• Problem: All the lines below should appear again unchanged, though their pictures should not.

** Opening Raw data block **

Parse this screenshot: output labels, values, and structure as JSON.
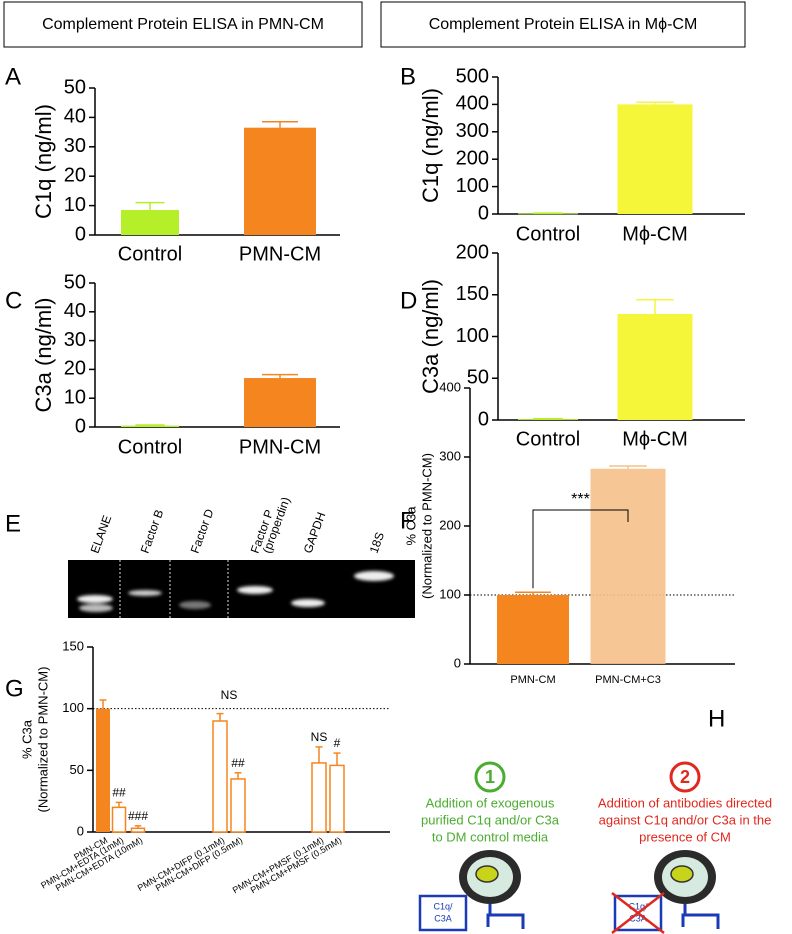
{
  "headers": [
    "Complement Protein ELISA in PMN-CM",
    "Complement Protein ELISA in Mϕ-CM"
  ],
  "chart_data": [
    {
      "type": "bar",
      "panel": "A",
      "ylabel": [
        "C1q (ng/ml)"
      ],
      "categories": [
        "Control",
        "PMN-CM"
      ],
      "values": [
        8.5,
        36.5
      ],
      "errors": [
        2.5,
        2
      ],
      "colors": [
        "#b5ef2a",
        "#f5861f"
      ],
      "filled": [
        true,
        true
      ],
      "ylim": [
        0,
        50
      ],
      "yticks": [
        0,
        10,
        20,
        30,
        40,
        50
      ]
    },
    {
      "type": "bar",
      "panel": "B",
      "ylabel": [
        "C1q (ng/ml)"
      ],
      "categories": [
        "Control",
        "Mϕ-CM"
      ],
      "values": [
        2,
        400
      ],
      "errors": [
        1,
        8
      ],
      "colors": [
        "#b5ef2a",
        "#f5f53a"
      ],
      "filled": [
        true,
        true
      ],
      "ylim": [
        0,
        500
      ],
      "yticks": [
        0,
        100,
        200,
        300,
        400,
        500
      ]
    },
    {
      "type": "bar",
      "panel": "C",
      "ylabel": [
        "C3a (ng/ml)"
      ],
      "categories": [
        "Control",
        "PMN-CM"
      ],
      "values": [
        0.5,
        17
      ],
      "errors": [
        0.2,
        1.2
      ],
      "colors": [
        "#b5ef2a",
        "#f5861f"
      ],
      "filled": [
        true,
        true
      ],
      "ylim": [
        0,
        50
      ],
      "yticks": [
        0,
        10,
        20,
        30,
        40,
        50
      ]
    },
    {
      "type": "bar",
      "panel": "D",
      "ylabel": [
        "C3a (ng/ml)"
      ],
      "categories": [
        "Control",
        "Mϕ-CM"
      ],
      "values": [
        1,
        127
      ],
      "errors": [
        0.5,
        17
      ],
      "colors": [
        "#b5ef2a",
        "#f5f53a"
      ],
      "filled": [
        true,
        true
      ],
      "ylim": [
        0,
        200
      ],
      "yticks": [
        0,
        50,
        100,
        150,
        200
      ]
    },
    {
      "type": "bar",
      "panel": "F",
      "ylabel": [
        "% C3a",
        "(Normalized to PMN-CM)"
      ],
      "categories": [
        "PMN-CM",
        "PMN-CM+C3"
      ],
      "values": [
        100,
        283
      ],
      "errors": [
        4,
        4
      ],
      "colors": [
        "#f5861f",
        "#f5c08a"
      ],
      "filled": [
        true,
        true
      ],
      "ylim": [
        0,
        400
      ],
      "yticks": [
        0,
        100,
        200,
        300,
        400
      ],
      "hline": 100,
      "significance": "***"
    },
    {
      "type": "bar",
      "panel": "G",
      "ylabel": [
        "% C3a",
        "(Normalized to PMN-CM)"
      ],
      "categories": [
        "PMN-CM",
        "PMN-CM+EDTA (1mM)",
        "PMN-CM+EDTA (10mM)",
        "PMN-CM+DIFP (0.1mM)",
        "PMN-CM+DIFP (0.5mM)",
        "PMN-CM+PMSF (0.1mM)",
        "PMN-CM+PMSF (0.5mM)"
      ],
      "values": [
        100,
        20,
        3,
        90,
        43,
        56,
        54
      ],
      "errors": [
        7,
        4,
        2,
        6,
        5,
        13,
        10
      ],
      "colors": [
        "#f5861f",
        "#f5861f",
        "#f5861f",
        "#f5861f",
        "#f5861f",
        "#f5861f",
        "#f5861f"
      ],
      "filled": [
        true,
        false,
        false,
        false,
        false,
        false,
        false
      ],
      "bar_labels": [
        null,
        "##",
        "###",
        null,
        "##",
        "NS",
        "#"
      ],
      "group_label": "NS",
      "ylim": [
        0,
        150
      ],
      "yticks": [
        0,
        50,
        100,
        150
      ],
      "hline": 100
    }
  ],
  "gel": {
    "panel": "E",
    "lanes": [
      [
        "ELANE"
      ],
      [
        "Factor B"
      ],
      [
        "Factor D"
      ],
      [
        "Factor P",
        "(properdin)"
      ],
      [
        "GAPDH"
      ],
      [
        "18S"
      ]
    ]
  },
  "diagram": {
    "panel": "H",
    "steps": [
      {
        "number": "1",
        "lines": [
          "Addition of exogenous",
          "purified C1q and/or C3a",
          "to DM control media"
        ]
      },
      {
        "number": "2",
        "lines": [
          "Addition of antibodies directed",
          "against C1q and/or C3a in the",
          "presence of CM"
        ]
      }
    ],
    "box_label": [
      "C1q/",
      "C3A"
    ]
  }
}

** Closing Raw data block **

• Solution:
Parse this screenshot: output labels, values, and structure as JSON.
{
  "headers": [
    "Complement Protein ELISA in PMN-CM",
    "Complement Protein ELISA in Mϕ-CM"
  ],
  "chart_data": [
    {
      "type": "bar",
      "panel": "A",
      "ylabel": [
        "C1q (ng/ml)"
      ],
      "categories": [
        "Control",
        "PMN-CM"
      ],
      "values": [
        8.5,
        36.5
      ],
      "errors": [
        2.5,
        2
      ],
      "colors": [
        "#b5ef2a",
        "#f5861f"
      ],
      "filled": [
        true,
        true
      ],
      "ylim": [
        0,
        50
      ],
      "yticks": [
        0,
        10,
        20,
        30,
        40,
        50
      ]
    },
    {
      "type": "bar",
      "panel": "B",
      "ylabel": [
        "C1q (ng/ml)"
      ],
      "categories": [
        "Control",
        "Mϕ-CM"
      ],
      "values": [
        2,
        400
      ],
      "errors": [
        1,
        8
      ],
      "colors": [
        "#b5ef2a",
        "#f5f53a"
      ],
      "filled": [
        true,
        true
      ],
      "ylim": [
        0,
        500
      ],
      "yticks": [
        0,
        100,
        200,
        300,
        400,
        500
      ]
    },
    {
      "type": "bar",
      "panel": "C",
      "ylabel": [
        "C3a (ng/ml)"
      ],
      "categories": [
        "Control",
        "PMN-CM"
      ],
      "values": [
        0.5,
        17
      ],
      "errors": [
        0.2,
        1.2
      ],
      "colors": [
        "#b5ef2a",
        "#f5861f"
      ],
      "filled": [
        true,
        true
      ],
      "ylim": [
        0,
        50
      ],
      "yticks": [
        0,
        10,
        20,
        30,
        40,
        50
      ]
    },
    {
      "type": "bar",
      "panel": "D",
      "ylabel": [
        "C3a (ng/ml)"
      ],
      "categories": [
        "Control",
        "Mϕ-CM"
      ],
      "values": [
        1,
        127
      ],
      "errors": [
        0.5,
        17
      ],
      "colors": [
        "#b5ef2a",
        "#f5f53a"
      ],
      "filled": [
        true,
        true
      ],
      "ylim": [
        0,
        200
      ],
      "yticks": [
        0,
        50,
        100,
        150,
        200
      ]
    },
    {
      "type": "bar",
      "panel": "F",
      "ylabel": [
        "% C3a",
        "(Normalized to PMN-CM)"
      ],
      "categories": [
        "PMN-CM",
        "PMN-CM+C3"
      ],
      "values": [
        100,
        283
      ],
      "errors": [
        4,
        4
      ],
      "colors": [
        "#f5861f",
        "#f5c08a"
      ],
      "filled": [
        true,
        true
      ],
      "ylim": [
        0,
        400
      ],
      "yticks": [
        0,
        100,
        200,
        300,
        400
      ],
      "hline": 100,
      "significance": "***"
    },
    {
      "type": "bar",
      "panel": "G",
      "ylabel": [
        "% C3a",
        "(Normalized to PMN-CM)"
      ],
      "categories": [
        "PMN-CM",
        "PMN-CM+EDTA (1mM)",
        "PMN-CM+EDTA (10mM)",
        "PMN-CM+DIFP (0.1mM)",
        "PMN-CM+DIFP (0.5mM)",
        "PMN-CM+PMSF (0.1mM)",
        "PMN-CM+PMSF (0.5mM)"
      ],
      "values": [
        100,
        20,
        3,
        90,
        43,
        56,
        54
      ],
      "errors": [
        7,
        4,
        2,
        6,
        5,
        13,
        10
      ],
      "colors": [
        "#f5861f",
        "#f5861f",
        "#f5861f",
        "#f5861f",
        "#f5861f",
        "#f5861f",
        "#f5861f"
      ],
      "filled": [
        true,
        false,
        false,
        false,
        false,
        false,
        false
      ],
      "bar_labels": [
        null,
        "##",
        "###",
        null,
        "##",
        "NS",
        "#"
      ],
      "group_label": "NS",
      "ylim": [
        0,
        150
      ],
      "yticks": [
        0,
        50,
        100,
        150
      ],
      "hline": 100
    }
  ],
  "gel": {
    "panel": "E",
    "lanes": [
      [
        "ELANE"
      ],
      [
        "Factor B"
      ],
      [
        "Factor D"
      ],
      [
        "Factor P",
        "(properdin)"
      ],
      [
        "GAPDH"
      ],
      [
        "18S"
      ]
    ]
  },
  "diagram": {
    "panel": "H",
    "steps": [
      {
        "number": "1",
        "lines": [
          "Addition of exogenous",
          "purified C1q and/or C3a",
          "to DM control media"
        ]
      },
      {
        "number": "2",
        "lines": [
          "Addition of antibodies directed",
          "against C1q and/or C3a in the",
          "presence of CM"
        ]
      }
    ],
    "box_label": [
      "C1q/",
      "C3A"
    ]
  }
}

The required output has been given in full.